_WORK REQUIRED_. Find all lines in the listing that include the word "name", then copy them.

· · · · · · ·

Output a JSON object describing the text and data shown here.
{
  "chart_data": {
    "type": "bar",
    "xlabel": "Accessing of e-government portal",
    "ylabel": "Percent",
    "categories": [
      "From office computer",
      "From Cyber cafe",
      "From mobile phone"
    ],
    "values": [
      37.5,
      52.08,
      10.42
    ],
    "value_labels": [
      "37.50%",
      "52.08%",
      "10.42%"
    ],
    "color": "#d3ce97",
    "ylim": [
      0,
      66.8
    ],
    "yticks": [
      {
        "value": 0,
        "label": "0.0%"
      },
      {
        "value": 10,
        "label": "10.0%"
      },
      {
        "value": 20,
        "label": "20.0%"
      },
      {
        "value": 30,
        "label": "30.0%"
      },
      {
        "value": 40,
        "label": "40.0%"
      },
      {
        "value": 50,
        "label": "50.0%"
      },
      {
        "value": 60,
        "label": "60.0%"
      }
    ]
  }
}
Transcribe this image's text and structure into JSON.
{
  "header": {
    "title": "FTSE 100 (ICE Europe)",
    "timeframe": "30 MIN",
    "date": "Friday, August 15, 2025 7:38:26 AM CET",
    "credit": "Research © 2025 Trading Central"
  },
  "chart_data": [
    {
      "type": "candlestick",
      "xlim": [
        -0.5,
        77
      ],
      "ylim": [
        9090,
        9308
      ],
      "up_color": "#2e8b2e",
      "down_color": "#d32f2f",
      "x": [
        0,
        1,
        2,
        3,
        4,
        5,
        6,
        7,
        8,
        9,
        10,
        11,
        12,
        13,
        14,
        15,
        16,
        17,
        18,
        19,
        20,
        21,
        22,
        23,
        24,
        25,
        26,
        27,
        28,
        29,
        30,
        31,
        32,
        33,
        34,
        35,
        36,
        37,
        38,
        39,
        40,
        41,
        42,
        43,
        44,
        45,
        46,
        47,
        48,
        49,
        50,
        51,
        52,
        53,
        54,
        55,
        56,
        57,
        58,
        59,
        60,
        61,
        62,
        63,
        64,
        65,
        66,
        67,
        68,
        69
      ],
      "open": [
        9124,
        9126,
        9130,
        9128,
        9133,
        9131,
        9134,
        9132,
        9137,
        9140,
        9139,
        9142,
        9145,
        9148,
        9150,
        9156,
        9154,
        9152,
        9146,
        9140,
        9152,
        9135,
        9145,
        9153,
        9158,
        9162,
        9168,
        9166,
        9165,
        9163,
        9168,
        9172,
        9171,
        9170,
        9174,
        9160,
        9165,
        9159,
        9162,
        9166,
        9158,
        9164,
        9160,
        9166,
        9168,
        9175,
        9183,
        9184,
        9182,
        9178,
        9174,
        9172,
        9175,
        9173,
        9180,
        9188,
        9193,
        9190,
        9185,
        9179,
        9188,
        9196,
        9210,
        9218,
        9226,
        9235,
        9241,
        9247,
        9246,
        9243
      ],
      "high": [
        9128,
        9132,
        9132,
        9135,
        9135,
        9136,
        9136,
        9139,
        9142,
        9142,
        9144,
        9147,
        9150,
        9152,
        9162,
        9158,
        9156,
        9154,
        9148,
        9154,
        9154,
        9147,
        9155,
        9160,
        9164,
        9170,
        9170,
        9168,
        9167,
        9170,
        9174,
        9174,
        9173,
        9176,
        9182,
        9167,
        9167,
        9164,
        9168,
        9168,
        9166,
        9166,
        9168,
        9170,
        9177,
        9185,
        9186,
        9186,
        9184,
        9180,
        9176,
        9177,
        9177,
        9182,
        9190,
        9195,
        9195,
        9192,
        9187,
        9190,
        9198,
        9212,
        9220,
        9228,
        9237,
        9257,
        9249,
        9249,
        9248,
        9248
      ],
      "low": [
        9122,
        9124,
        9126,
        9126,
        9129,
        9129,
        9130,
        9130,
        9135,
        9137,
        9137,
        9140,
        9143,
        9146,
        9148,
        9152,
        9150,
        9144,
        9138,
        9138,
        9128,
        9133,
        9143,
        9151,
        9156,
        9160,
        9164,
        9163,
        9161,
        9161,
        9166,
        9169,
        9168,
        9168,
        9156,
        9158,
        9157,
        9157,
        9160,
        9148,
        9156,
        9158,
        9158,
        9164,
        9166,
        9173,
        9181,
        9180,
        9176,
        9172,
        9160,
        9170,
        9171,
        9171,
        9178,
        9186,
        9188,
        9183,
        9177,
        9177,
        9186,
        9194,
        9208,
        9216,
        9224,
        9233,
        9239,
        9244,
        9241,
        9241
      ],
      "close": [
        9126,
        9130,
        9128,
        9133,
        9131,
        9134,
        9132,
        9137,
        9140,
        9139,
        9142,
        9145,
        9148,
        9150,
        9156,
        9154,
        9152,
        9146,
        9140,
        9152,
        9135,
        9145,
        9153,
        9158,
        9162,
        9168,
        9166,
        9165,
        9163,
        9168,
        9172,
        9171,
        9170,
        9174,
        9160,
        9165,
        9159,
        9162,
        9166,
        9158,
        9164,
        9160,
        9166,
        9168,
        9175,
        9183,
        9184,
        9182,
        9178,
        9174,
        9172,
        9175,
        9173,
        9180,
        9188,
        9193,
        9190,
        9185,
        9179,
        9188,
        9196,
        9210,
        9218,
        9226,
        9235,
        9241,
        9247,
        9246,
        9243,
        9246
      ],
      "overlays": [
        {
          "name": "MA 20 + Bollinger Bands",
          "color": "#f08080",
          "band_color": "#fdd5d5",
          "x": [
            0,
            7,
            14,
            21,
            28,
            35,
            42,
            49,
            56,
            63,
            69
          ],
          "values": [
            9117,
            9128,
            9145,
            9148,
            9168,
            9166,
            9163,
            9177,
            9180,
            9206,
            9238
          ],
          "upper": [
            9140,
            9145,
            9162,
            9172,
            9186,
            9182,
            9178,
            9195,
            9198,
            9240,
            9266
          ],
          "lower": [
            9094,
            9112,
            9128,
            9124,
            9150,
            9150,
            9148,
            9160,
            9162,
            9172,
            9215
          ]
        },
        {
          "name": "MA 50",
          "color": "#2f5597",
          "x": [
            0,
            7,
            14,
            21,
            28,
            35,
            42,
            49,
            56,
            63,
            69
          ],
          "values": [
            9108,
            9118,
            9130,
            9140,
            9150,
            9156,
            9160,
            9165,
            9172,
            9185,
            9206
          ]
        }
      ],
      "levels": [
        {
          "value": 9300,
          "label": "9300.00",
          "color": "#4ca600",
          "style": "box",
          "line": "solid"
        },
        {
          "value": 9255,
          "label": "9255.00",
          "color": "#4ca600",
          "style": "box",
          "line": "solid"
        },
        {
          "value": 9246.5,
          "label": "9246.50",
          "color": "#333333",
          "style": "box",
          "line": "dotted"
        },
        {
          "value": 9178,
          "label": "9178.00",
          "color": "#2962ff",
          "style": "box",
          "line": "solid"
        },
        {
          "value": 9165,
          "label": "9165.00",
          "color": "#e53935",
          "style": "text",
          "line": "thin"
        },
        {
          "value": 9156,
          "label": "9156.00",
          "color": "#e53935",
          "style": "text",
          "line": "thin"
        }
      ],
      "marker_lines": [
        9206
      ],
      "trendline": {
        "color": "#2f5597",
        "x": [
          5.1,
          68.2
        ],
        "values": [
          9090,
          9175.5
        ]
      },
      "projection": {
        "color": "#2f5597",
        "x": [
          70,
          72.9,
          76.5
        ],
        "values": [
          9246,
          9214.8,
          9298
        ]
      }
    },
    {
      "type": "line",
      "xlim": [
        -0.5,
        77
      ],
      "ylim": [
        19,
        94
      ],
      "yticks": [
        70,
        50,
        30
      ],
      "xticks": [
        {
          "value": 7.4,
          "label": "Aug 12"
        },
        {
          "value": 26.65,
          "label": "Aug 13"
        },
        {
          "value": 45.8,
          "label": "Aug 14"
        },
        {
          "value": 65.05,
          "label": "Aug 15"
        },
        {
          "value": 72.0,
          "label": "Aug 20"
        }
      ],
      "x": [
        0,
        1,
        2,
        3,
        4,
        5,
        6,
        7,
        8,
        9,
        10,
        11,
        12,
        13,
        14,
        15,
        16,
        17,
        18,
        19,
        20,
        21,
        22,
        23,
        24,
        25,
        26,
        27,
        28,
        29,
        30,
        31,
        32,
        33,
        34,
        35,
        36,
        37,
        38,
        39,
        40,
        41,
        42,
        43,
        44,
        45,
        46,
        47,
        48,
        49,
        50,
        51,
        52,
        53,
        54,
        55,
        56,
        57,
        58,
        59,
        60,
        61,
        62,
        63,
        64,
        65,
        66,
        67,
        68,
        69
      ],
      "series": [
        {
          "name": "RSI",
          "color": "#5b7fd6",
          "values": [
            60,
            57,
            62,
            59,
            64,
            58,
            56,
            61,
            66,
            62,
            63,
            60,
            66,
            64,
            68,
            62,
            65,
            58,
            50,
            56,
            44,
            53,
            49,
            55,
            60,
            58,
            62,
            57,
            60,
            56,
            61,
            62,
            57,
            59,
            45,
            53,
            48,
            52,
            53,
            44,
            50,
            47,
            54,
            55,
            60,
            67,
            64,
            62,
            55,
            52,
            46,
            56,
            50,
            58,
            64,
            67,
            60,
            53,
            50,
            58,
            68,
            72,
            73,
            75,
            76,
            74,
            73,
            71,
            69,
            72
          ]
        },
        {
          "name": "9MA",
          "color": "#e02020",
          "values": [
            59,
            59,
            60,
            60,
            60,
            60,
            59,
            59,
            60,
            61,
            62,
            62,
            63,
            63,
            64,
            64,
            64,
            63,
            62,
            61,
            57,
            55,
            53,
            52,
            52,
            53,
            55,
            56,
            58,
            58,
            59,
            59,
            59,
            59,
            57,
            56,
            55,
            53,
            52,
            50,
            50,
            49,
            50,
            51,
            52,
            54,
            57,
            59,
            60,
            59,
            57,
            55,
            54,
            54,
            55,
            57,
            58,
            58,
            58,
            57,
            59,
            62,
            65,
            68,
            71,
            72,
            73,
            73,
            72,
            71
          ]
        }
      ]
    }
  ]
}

· · · · · · ·

_SOLUTION_.
          "name": "MA 20 + Bollinger Bands",
          "name": "MA 50",
          "name": "RSI",
          "name": "9MA",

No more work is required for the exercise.